Written problem:
Please quote every line word for word.

Extracted records:

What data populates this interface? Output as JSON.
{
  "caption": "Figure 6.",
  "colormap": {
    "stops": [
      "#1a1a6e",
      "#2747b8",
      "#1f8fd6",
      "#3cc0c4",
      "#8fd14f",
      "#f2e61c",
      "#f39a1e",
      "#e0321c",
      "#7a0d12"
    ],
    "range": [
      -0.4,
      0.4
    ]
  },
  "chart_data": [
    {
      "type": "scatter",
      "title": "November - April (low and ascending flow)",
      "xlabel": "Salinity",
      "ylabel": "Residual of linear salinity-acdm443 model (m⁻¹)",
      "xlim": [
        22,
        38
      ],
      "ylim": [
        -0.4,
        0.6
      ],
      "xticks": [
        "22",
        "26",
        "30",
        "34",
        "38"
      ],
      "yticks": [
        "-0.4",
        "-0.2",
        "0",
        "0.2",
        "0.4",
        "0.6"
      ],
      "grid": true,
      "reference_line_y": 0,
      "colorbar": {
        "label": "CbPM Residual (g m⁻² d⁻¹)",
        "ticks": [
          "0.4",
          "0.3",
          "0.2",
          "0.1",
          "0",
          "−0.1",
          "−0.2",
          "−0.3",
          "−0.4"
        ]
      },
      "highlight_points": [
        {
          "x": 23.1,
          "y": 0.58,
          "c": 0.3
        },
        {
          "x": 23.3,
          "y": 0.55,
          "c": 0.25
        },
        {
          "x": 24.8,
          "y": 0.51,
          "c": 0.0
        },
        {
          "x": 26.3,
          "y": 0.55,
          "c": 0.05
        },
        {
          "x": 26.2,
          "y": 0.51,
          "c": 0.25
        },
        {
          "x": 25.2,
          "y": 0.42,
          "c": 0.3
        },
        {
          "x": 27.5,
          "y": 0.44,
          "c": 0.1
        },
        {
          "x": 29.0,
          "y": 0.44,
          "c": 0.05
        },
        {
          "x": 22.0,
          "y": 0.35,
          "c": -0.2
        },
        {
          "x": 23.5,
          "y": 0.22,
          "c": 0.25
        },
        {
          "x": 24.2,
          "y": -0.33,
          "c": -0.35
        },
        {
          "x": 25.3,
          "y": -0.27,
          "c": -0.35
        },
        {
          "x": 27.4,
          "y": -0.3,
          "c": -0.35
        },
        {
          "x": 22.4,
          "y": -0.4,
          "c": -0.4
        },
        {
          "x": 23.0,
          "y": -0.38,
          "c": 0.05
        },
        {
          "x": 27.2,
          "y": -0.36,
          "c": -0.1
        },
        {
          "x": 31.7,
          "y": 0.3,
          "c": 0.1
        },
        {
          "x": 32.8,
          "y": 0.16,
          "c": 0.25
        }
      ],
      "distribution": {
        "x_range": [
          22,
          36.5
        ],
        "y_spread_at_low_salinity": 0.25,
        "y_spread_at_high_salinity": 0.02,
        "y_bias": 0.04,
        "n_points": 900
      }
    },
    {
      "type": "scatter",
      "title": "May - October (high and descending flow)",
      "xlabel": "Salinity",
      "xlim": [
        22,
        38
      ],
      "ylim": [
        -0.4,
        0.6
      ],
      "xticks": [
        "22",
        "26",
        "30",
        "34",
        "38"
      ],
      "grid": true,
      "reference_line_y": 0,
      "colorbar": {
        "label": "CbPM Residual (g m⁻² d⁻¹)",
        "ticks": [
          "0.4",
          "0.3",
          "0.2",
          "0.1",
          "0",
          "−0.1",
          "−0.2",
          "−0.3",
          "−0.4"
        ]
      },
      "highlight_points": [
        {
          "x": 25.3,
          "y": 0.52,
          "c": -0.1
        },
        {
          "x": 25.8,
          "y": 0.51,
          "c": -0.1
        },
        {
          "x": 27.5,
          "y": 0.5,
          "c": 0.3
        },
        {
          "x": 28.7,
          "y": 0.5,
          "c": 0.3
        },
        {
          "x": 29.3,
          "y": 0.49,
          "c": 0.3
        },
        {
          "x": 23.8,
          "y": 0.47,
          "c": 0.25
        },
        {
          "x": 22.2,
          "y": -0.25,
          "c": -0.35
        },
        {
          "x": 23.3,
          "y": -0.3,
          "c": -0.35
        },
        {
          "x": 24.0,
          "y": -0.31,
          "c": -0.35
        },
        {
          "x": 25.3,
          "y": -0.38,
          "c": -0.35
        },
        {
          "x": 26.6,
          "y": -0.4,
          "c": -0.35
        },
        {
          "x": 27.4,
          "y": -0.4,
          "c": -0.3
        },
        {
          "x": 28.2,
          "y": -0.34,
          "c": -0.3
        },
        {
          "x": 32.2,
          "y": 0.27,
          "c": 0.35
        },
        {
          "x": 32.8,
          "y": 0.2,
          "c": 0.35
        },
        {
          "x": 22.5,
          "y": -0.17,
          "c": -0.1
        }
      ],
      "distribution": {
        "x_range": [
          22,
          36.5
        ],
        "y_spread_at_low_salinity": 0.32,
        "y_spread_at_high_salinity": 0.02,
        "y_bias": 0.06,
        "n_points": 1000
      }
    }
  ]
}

Solution:
What data populates this interface? Output as JSON.
{
  "caption": "Figure 6.",
  "colormap": {
    "stops": [
      "#1a1a6e",
      "#2747b8",
      "#1f8fd6",
      "#3cc0c4",
      "#8fd14f",
      "#f2e61c",
      "#f39a1e",
      "#e0321c",
      "#7a0d12"
    ],
    "range": [
      -0.4,
      0.4
    ]
  },
  "chart_data": [
    {
      "type": "scatter",
      "title": "November - April (low and ascending flow)",
      "xlabel": "Salinity",
      "ylabel": "Residual of linear salinity-acdm443 model (m⁻¹)",
      "xlim": [
        22,
        38
      ],
      "ylim": [
        -0.4,
        0.6
      ],
      "xticks": [
        "22",
        "26",
        "30",
        "34",
        "38"
      ],
      "yticks": [
        "-0.4",
        "-0.2",
        "0",
        "0.2",
        "0.4",
        "0.6"
      ],
      "grid": true,
      "reference_line_y": 0,
      "colorbar": {
        "label": "CbPM Residual (g m⁻² d⁻¹)",
        "ticks": [
          "0.4",
          "0.3",
          "0.2",
          "0.1",
          "0",
          "−0.1",
          "−0.2",
          "−0.3",
          "−0.4"
        ]
      },
      "highlight_points": [
        {
          "x": 23.1,
          "y": 0.58,
          "c": 0.3
        },
        {
          "x": 23.3,
          "y": 0.55,
          "c": 0.25
        },
        {
          "x": 24.8,
          "y": 0.51,
          "c": 0.0
        },
        {
          "x": 26.3,
          "y": 0.55,
          "c": 0.05
        },
        {
          "x": 26.2,
          "y": 0.51,
          "c": 0.25
        },
        {
          "x": 25.2,
          "y": 0.42,
          "c": 0.3
        },
        {
          "x": 27.5,
          "y": 0.44,
          "c": 0.1
        },
        {
          "x": 29.0,
          "y": 0.44,
          "c": 0.05
        },
        {
          "x": 22.0,
          "y": 0.35,
          "c": -0.2
        },
        {
          "x": 23.5,
          "y": 0.22,
          "c": 0.25
        },
        {
          "x": 24.2,
          "y": -0.33,
          "c": -0.35
        },
        {
          "x": 25.3,
          "y": -0.27,
          "c": -0.35
        },
        {
          "x": 27.4,
          "y": -0.3,
          "c": -0.35
        },
        {
          "x": 22.4,
          "y": -0.4,
          "c": -0.4
        },
        {
          "x": 23.0,
          "y": -0.38,
          "c": 0.05
        },
        {
          "x": 27.2,
          "y": -0.36,
          "c": -0.1
        },
        {
          "x": 31.7,
          "y": 0.3,
          "c": 0.1
        },
        {
          "x": 32.8,
          "y": 0.16,
          "c": 0.25
        }
      ],
      "distribution": {
        "x_range": [
          22,
          36.5
        ],
        "y_spread_at_low_salinity": 0.25,
        "y_spread_at_high_salinity": 0.02,
        "y_bias": 0.04,
        "n_points": 900
      }
    },
    {
      "type": "scatter",
      "title": "May - October (high and descending flow)",
      "xlabel": "Salinity",
      "xlim": [
        22,
        38
      ],
      "ylim": [
        -0.4,
        0.6
      ],
      "xticks": [
        "22",
        "26",
        "30",
        "34",
        "38"
      ],
      "grid": true,
      "reference_line_y": 0,
      "colorbar": {
        "label": "CbPM Residual (g m⁻² d⁻¹)",
        "ticks": [
          "0.4",
          "0.3",
          "0.2",
          "0.1",
          "0",
          "−0.1",
          "−0.2",
          "−0.3",
          "−0.4"
        ]
      },
      "highlight_points": [
        {
          "x": 25.3,
          "y": 0.52,
          "c": -0.1
        },
        {
          "x": 25.8,
          "y": 0.51,
          "c": -0.1
        },
        {
          "x": 27.5,
          "y": 0.5,
          "c": 0.3
        },
        {
          "x": 28.7,
          "y": 0.5,
          "c": 0.3
        },
        {
          "x": 29.3,
          "y": 0.49,
          "c": 0.3
        },
        {
          "x": 23.8,
          "y": 0.47,
          "c": 0.25
        },
        {
          "x": 22.2,
          "y": -0.25,
          "c": -0.35
        },
        {
          "x": 23.3,
          "y": -0.3,
          "c": -0.35
        },
        {
          "x": 24.0,
          "y": -0.31,
          "c": -0.35
        },
        {
          "x": 25.3,
          "y": -0.38,
          "c": -0.35
        },
        {
          "x": 26.6,
          "y": -0.4,
          "c": -0.35
        },
        {
          "x": 27.4,
          "y": -0.4,
          "c": -0.3
        },
        {
          "x": 28.2,
          "y": -0.34,
          "c": -0.3
        },
        {
          "x": 32.2,
          "y": 0.27,
          "c": 0.35
        },
        {
          "x": 32.8,
          "y": 0.2,
          "c": 0.35
        },
        {
          "x": 22.5,
          "y": -0.17,
          "c": -0.1
        }
      ],
      "distribution": {
        "x_range": [
          22,
          36.5
        ],
        "y_spread_at_low_salinity": 0.32,
        "y_spread_at_high_salinity": 0.02,
        "y_bias": 0.06,
        "n_points": 1000
      }
    }
  ]
}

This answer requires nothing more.